— Begin DATA FOR PROCESSING —

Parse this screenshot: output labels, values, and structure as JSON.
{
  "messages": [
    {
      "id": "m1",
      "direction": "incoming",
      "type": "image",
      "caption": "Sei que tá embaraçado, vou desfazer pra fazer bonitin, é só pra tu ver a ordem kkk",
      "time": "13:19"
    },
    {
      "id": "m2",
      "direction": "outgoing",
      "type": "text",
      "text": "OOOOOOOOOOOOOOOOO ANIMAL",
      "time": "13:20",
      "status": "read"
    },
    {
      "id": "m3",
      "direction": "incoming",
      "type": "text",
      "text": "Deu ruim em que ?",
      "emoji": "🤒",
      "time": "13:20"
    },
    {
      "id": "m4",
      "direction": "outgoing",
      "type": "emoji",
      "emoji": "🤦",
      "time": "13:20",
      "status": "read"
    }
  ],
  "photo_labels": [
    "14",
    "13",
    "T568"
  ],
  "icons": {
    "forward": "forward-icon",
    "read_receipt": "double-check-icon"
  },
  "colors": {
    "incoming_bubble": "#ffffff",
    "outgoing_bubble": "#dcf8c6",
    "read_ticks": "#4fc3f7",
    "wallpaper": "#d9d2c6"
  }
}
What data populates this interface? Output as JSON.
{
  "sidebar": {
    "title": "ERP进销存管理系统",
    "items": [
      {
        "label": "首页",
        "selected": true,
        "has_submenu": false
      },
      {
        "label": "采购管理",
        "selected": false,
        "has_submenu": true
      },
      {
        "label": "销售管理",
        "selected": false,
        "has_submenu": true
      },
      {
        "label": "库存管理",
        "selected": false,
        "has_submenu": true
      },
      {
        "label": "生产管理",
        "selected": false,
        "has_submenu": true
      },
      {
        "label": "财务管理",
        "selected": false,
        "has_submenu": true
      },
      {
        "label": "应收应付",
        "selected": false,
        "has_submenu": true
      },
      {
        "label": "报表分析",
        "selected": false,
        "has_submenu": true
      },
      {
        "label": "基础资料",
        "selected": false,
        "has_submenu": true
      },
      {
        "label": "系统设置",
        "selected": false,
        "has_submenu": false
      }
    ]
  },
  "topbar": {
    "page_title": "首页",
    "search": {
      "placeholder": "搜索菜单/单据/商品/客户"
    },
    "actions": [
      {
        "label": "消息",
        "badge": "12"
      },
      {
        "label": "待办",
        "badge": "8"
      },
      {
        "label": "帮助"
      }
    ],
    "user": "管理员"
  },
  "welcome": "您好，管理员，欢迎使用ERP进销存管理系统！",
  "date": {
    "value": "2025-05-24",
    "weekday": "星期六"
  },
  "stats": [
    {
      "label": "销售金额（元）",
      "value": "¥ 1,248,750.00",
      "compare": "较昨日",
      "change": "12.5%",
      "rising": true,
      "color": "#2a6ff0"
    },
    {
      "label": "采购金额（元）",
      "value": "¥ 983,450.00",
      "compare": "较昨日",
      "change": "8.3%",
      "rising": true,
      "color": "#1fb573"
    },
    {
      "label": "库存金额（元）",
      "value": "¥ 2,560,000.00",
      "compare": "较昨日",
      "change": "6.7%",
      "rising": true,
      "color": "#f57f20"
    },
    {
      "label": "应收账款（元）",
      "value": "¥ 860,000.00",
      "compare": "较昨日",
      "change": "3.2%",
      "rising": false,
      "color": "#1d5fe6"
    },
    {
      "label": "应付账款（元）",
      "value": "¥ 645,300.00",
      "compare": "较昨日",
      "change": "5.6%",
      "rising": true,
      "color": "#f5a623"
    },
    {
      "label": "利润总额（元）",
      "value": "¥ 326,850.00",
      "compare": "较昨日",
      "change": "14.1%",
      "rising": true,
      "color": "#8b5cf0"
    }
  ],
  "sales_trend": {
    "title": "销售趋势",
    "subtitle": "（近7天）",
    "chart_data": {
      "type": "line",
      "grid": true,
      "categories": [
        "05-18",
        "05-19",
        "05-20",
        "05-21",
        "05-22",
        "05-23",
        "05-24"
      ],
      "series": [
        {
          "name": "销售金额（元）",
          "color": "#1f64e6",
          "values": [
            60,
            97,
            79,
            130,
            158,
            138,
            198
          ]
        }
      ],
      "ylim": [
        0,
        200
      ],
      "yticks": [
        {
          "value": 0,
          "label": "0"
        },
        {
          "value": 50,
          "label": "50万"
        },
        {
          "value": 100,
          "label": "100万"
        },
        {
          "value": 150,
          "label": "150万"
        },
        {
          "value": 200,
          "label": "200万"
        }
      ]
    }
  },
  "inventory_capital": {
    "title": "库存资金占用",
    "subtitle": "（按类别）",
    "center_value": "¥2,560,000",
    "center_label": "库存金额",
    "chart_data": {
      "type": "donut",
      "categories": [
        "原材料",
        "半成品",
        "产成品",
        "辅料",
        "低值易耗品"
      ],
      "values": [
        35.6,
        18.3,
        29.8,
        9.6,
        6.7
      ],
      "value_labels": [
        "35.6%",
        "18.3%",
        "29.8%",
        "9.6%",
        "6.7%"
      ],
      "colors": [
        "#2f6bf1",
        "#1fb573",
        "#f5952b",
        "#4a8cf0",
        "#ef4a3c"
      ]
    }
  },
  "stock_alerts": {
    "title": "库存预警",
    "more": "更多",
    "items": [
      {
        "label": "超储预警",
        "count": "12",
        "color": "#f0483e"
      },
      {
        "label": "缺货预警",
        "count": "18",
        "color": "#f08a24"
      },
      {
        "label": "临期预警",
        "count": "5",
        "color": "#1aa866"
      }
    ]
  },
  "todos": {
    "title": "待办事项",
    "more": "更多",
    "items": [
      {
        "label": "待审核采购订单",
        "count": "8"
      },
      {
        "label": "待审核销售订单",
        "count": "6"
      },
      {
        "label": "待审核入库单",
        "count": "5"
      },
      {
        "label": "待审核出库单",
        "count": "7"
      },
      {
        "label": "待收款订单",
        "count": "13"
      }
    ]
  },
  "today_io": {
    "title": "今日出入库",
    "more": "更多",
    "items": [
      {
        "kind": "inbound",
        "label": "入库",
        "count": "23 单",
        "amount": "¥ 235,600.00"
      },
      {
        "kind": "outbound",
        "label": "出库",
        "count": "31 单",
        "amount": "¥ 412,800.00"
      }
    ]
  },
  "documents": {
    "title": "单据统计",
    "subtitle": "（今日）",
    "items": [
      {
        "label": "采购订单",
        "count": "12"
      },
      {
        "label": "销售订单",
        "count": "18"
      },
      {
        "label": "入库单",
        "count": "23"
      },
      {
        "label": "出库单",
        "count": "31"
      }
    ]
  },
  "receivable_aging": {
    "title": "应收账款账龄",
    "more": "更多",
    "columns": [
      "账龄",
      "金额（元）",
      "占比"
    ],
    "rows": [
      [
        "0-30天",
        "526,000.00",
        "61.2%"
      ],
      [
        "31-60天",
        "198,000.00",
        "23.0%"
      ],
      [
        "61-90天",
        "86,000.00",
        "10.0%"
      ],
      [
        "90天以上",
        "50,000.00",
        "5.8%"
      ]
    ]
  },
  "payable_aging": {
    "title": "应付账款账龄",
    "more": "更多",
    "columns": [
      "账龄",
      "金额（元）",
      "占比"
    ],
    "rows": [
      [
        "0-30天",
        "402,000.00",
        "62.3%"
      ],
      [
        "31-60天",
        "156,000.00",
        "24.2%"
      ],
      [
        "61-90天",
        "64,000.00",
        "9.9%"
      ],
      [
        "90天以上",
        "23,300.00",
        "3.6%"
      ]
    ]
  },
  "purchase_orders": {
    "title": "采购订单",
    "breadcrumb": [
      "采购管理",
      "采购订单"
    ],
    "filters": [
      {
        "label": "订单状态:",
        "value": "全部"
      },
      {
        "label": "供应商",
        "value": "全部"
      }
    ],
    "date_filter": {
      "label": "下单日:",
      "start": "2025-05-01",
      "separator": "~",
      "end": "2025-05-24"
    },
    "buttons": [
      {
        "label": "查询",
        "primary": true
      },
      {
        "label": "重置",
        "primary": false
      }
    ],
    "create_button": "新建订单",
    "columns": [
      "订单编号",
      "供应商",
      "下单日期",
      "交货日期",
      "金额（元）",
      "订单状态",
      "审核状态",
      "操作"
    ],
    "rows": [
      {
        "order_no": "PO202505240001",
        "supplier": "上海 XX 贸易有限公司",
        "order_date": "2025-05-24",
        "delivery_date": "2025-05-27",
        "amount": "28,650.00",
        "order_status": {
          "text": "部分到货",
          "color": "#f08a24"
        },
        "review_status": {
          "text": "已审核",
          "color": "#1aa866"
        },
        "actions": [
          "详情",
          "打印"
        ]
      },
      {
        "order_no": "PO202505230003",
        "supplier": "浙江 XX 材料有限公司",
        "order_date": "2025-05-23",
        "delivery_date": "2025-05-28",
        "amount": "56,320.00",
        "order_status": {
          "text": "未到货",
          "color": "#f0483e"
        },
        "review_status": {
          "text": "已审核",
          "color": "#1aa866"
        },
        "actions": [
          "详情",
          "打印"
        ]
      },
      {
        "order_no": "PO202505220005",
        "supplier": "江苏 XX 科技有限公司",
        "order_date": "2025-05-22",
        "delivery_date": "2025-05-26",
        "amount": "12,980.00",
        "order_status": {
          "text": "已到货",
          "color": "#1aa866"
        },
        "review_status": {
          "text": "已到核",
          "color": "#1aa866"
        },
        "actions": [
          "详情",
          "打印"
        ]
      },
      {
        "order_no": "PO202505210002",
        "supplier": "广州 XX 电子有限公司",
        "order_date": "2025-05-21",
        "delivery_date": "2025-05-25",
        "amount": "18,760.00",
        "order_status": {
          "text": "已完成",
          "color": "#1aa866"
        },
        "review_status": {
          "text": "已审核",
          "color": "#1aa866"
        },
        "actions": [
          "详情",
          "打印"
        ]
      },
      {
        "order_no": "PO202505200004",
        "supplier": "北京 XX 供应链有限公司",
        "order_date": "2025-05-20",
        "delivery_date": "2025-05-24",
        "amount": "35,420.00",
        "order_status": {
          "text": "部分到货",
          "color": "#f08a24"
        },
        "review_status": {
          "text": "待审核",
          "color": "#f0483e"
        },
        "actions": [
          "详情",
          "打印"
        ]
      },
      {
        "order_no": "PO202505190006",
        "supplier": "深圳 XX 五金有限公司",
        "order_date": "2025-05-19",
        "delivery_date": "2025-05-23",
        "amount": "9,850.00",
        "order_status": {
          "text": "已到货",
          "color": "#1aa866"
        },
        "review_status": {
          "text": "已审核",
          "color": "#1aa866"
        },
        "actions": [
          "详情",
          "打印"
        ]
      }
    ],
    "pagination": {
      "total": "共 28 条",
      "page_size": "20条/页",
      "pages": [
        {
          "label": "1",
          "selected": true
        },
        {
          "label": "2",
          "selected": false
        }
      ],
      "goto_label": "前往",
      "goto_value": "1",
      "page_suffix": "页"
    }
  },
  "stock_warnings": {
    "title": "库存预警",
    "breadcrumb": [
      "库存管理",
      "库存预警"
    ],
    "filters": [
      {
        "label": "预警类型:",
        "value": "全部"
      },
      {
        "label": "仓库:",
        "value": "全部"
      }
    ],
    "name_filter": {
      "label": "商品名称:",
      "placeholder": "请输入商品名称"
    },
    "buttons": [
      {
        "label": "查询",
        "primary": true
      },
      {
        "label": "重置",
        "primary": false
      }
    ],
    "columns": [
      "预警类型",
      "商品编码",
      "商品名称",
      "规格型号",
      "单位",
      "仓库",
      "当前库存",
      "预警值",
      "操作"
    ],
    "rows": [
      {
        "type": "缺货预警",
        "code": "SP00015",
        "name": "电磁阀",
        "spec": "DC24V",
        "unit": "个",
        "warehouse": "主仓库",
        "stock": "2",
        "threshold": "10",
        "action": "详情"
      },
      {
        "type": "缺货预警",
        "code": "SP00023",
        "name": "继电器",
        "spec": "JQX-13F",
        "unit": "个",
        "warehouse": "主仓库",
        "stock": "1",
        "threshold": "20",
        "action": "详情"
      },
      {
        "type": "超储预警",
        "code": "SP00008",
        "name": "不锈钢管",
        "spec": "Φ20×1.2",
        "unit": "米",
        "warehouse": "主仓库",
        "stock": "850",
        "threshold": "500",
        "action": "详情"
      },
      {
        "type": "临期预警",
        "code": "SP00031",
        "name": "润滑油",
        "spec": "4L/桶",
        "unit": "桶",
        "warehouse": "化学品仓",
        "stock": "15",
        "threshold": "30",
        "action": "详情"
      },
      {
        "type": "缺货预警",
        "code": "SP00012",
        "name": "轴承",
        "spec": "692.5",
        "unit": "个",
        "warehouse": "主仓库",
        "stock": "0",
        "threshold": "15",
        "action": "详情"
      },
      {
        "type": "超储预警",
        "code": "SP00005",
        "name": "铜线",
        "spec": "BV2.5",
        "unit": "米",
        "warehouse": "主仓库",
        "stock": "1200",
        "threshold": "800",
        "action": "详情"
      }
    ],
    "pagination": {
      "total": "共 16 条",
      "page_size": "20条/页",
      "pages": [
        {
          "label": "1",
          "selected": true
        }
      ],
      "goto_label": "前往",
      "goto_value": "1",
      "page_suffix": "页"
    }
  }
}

— End DATA FOR PROCESSING —

Go over the records above and tally the lines with the word "change" in them. Give the number alone.

6